From the listing below, copy every line with the word "area".
══════════════════════════════
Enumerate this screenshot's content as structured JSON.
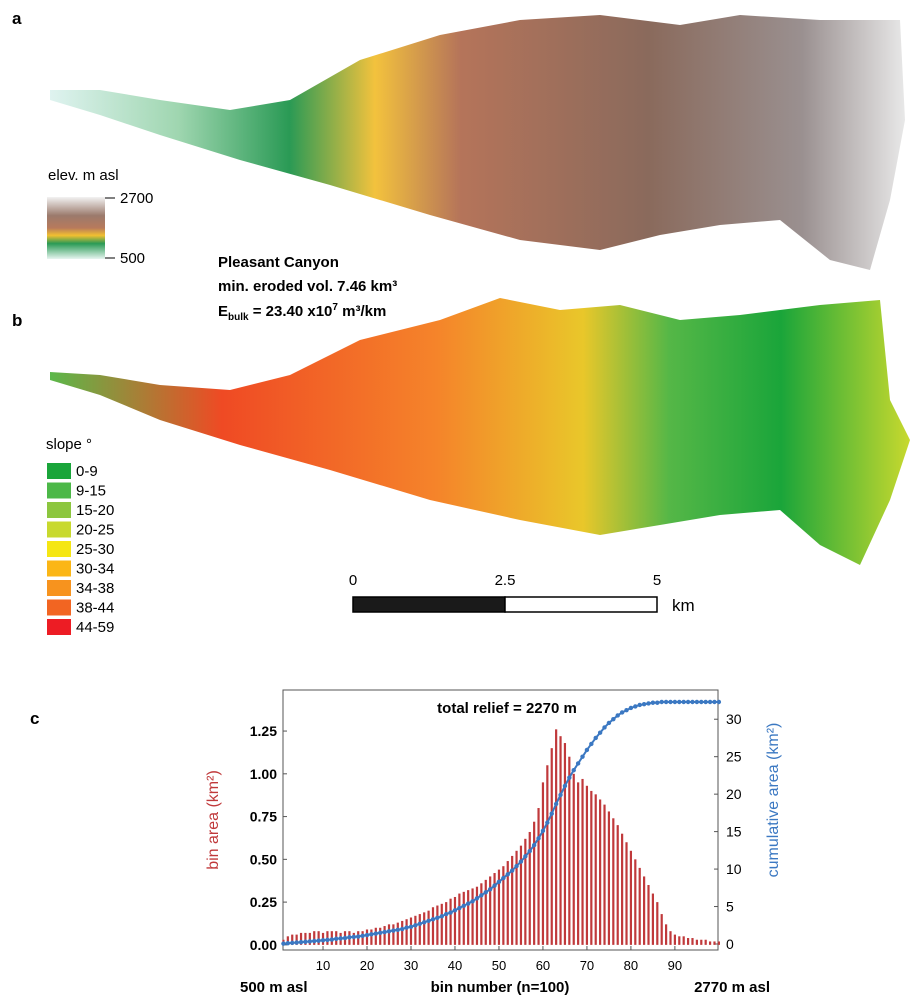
{
  "panel_a": {
    "label": "a",
    "legend_title": "elev. m asl",
    "legend_max": "2700",
    "legend_min": "500"
  },
  "annotation": {
    "name": "Pleasant Canyon",
    "volume": "min. eroded vol. 7.46 km³",
    "ebulk": {
      "symbol": "E",
      "subscript": "bulk",
      "text": " = 23.40 x10",
      "superscript": "7",
      "unit": " m³/km"
    }
  },
  "panel_b": {
    "label": "b",
    "legend_title": "slope °",
    "legend": [
      {
        "label": "0-9",
        "color": "#1aa53a"
      },
      {
        "label": "9-15",
        "color": "#4cb848"
      },
      {
        "label": "15-20",
        "color": "#8cc63f"
      },
      {
        "label": "20-25",
        "color": "#c8d92e"
      },
      {
        "label": "25-30",
        "color": "#f5e614"
      },
      {
        "label": "30-34",
        "color": "#fbb616"
      },
      {
        "label": "34-38",
        "color": "#f7931e"
      },
      {
        "label": "38-44",
        "color": "#f26522"
      },
      {
        "label": "44-59",
        "color": "#ed1c24"
      }
    ]
  },
  "scale_bar": {
    "ticks": [
      0,
      2.5,
      5
    ],
    "unit": "km"
  },
  "chart_data": {
    "type": "bar",
    "panel_label": "c",
    "title": "total relief = 2270 m",
    "x_label": "bin number (n=100)",
    "x_left_label": "500 m asl",
    "x_right_label": "2770 m asl",
    "y_label": "bin area (km²)",
    "y2_label": "cumulative area (km²)",
    "x": [
      1,
      2,
      3,
      4,
      5,
      6,
      7,
      8,
      9,
      10,
      11,
      12,
      13,
      14,
      15,
      16,
      17,
      18,
      19,
      20,
      21,
      22,
      23,
      24,
      25,
      26,
      27,
      28,
      29,
      30,
      31,
      32,
      33,
      34,
      35,
      36,
      37,
      38,
      39,
      40,
      41,
      42,
      43,
      44,
      45,
      46,
      47,
      48,
      49,
      50,
      51,
      52,
      53,
      54,
      55,
      56,
      57,
      58,
      59,
      60,
      61,
      62,
      63,
      64,
      65,
      66,
      67,
      68,
      69,
      70,
      71,
      72,
      73,
      74,
      75,
      76,
      77,
      78,
      79,
      80,
      81,
      82,
      83,
      84,
      85,
      86,
      87,
      88,
      89,
      90,
      91,
      92,
      93,
      94,
      95,
      96,
      97,
      98,
      99,
      100
    ],
    "xlim": [
      0.9,
      99.8
    ],
    "xticks": [
      10,
      20,
      30,
      40,
      50,
      60,
      70,
      80,
      90
    ],
    "ylim": [
      -0.03,
      1.49
    ],
    "yticks": [
      {
        "value": 0,
        "label": "0.00"
      },
      {
        "value": 0.25,
        "label": "0.25"
      },
      {
        "value": 0.5,
        "label": "0.50"
      },
      {
        "value": 0.75,
        "label": "0.75"
      },
      {
        "value": 1,
        "label": "1.00"
      },
      {
        "value": 1.25,
        "label": "1.25"
      }
    ],
    "y2lim": [
      -0.8,
      33.9
    ],
    "y2ticks": [
      0,
      5,
      10,
      15,
      20,
      25,
      30
    ],
    "series": [
      {
        "color": "#c0393b",
        "values": [
          0.03,
          0.05,
          0.06,
          0.06,
          0.07,
          0.07,
          0.07,
          0.08,
          0.08,
          0.07,
          0.08,
          0.08,
          0.08,
          0.07,
          0.08,
          0.08,
          0.07,
          0.08,
          0.08,
          0.09,
          0.09,
          0.1,
          0.1,
          0.11,
          0.12,
          0.12,
          0.13,
          0.14,
          0.15,
          0.16,
          0.17,
          0.18,
          0.19,
          0.2,
          0.22,
          0.23,
          0.24,
          0.25,
          0.27,
          0.28,
          0.3,
          0.31,
          0.32,
          0.33,
          0.34,
          0.36,
          0.38,
          0.4,
          0.42,
          0.44,
          0.46,
          0.49,
          0.52,
          0.55,
          0.58,
          0.62,
          0.66,
          0.72,
          0.8,
          0.95,
          1.05,
          1.15,
          1.26,
          1.22,
          1.18,
          1.1,
          1.0,
          0.95,
          0.97,
          0.93,
          0.9,
          0.88,
          0.85,
          0.82,
          0.78,
          0.74,
          0.7,
          0.65,
          0.6,
          0.55,
          0.5,
          0.45,
          0.4,
          0.35,
          0.3,
          0.25,
          0.18,
          0.12,
          0.08,
          0.06,
          0.05,
          0.05,
          0.04,
          0.04,
          0.03,
          0.03,
          0.03,
          0.02,
          0.02,
          0.02
        ]
      },
      {
        "color": "#3b78c2",
        "axis": "y2",
        "values": [
          0.05,
          0.1,
          0.15,
          0.2,
          0.25,
          0.3,
          0.35,
          0.4,
          0.45,
          0.5,
          0.55,
          0.6,
          0.7,
          0.75,
          0.8,
          0.9,
          0.95,
          1.0,
          1.1,
          1.2,
          1.3,
          1.4,
          1.5,
          1.6,
          1.7,
          1.8,
          1.9,
          2.0,
          2.2,
          2.3,
          2.5,
          2.7,
          2.9,
          3.1,
          3.3,
          3.5,
          3.7,
          4.0,
          4.2,
          4.5,
          4.8,
          5.1,
          5.4,
          5.7,
          6.1,
          6.5,
          6.9,
          7.3,
          7.8,
          8.3,
          8.8,
          9.3,
          9.8,
          10.4,
          11.0,
          11.7,
          12.4,
          13.2,
          14.1,
          15.1,
          16.2,
          17.4,
          18.7,
          19.9,
          21.1,
          22.2,
          23.2,
          24.1,
          25.0,
          25.9,
          26.7,
          27.5,
          28.2,
          28.9,
          29.5,
          30.0,
          30.5,
          30.9,
          31.2,
          31.5,
          31.7,
          31.9,
          32.0,
          32.1,
          32.2,
          32.2,
          32.3,
          32.3,
          32.3,
          32.3,
          32.3,
          32.3,
          32.3,
          32.3,
          32.3,
          32.3,
          32.3,
          32.3,
          32.3,
          32.3
        ]
      }
    ]
  }
}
══════════════════════════════
* **Right answer**:
    "y_label": "bin area (km²)",
    "y2_label": "cumulative area (km²)",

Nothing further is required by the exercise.